▶ **WHAT YOU ARE ASKED TO DO**
Go through the material below and copy all lines with "Hidup".

======== RECORDS SUPPLIED ========

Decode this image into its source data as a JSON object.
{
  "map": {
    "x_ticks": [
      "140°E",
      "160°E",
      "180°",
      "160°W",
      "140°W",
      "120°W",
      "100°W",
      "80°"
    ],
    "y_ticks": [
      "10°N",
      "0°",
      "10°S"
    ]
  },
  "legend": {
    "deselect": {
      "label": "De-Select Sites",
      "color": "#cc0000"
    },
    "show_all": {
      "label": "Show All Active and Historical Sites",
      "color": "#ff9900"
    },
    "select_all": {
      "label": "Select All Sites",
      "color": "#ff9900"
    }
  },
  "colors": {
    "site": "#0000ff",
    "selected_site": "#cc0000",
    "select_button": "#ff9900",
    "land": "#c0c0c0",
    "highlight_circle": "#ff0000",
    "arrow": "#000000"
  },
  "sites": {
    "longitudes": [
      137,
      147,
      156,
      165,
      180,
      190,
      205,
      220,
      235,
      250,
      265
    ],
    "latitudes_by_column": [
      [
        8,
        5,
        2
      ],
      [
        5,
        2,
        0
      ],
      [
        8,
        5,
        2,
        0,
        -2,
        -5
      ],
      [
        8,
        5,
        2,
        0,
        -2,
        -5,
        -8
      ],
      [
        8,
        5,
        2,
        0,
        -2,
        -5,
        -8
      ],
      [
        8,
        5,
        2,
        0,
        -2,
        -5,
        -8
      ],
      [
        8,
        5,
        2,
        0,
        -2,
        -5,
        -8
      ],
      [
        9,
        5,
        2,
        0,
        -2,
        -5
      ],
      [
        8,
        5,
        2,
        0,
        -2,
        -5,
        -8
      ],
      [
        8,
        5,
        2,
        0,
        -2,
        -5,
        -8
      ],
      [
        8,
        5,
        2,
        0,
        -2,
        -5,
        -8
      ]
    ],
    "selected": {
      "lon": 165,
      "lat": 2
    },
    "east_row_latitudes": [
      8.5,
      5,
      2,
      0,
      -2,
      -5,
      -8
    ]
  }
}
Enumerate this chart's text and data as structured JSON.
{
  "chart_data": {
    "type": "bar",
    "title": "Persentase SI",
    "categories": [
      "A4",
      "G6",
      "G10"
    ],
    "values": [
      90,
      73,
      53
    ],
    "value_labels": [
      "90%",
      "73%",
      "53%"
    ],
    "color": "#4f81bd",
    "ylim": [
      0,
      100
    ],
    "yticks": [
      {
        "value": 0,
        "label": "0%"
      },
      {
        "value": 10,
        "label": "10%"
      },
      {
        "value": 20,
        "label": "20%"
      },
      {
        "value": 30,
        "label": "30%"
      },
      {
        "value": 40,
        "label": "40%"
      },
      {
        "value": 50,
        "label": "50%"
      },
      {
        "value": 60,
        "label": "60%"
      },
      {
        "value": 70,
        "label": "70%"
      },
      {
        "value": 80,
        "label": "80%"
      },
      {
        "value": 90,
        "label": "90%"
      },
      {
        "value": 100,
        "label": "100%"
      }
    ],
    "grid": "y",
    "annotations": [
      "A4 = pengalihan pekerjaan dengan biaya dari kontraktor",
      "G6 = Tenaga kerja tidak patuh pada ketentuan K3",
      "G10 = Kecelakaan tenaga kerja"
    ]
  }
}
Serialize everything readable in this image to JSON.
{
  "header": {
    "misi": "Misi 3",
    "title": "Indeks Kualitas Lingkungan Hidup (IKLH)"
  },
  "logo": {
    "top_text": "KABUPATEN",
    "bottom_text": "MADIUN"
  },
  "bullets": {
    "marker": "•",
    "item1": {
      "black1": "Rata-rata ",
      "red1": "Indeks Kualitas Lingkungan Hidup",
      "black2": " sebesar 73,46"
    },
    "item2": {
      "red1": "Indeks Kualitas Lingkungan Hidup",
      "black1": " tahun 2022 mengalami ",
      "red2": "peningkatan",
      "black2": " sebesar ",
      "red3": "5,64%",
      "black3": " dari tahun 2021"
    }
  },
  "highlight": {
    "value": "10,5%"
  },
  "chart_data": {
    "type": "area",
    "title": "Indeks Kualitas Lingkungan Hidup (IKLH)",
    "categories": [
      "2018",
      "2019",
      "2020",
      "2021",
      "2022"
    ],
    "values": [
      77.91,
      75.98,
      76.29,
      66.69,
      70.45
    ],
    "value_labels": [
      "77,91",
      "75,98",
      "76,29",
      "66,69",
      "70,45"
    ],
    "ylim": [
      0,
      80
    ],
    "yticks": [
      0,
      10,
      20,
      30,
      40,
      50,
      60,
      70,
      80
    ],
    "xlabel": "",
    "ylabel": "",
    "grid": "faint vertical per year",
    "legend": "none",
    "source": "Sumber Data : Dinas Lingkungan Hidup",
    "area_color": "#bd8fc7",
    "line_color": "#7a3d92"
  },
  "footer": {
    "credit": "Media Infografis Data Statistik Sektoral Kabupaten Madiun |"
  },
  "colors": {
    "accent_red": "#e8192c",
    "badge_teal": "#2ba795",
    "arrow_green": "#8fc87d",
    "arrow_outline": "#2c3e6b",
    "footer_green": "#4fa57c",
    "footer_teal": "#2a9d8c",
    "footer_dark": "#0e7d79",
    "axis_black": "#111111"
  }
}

========

▶ **WRITTEN SOLUTION**
    "title": "Indeks Kualitas Lingkungan Hidup (IKLH)"
      "red1": "Indeks Kualitas Lingkungan Hidup",
      "red1": "Indeks Kualitas Lingkungan Hidup",
    "title": "Indeks Kualitas Lingkungan Hidup (IKLH)",
    "source": "Sumber Data : Dinas Lingkungan Hidup",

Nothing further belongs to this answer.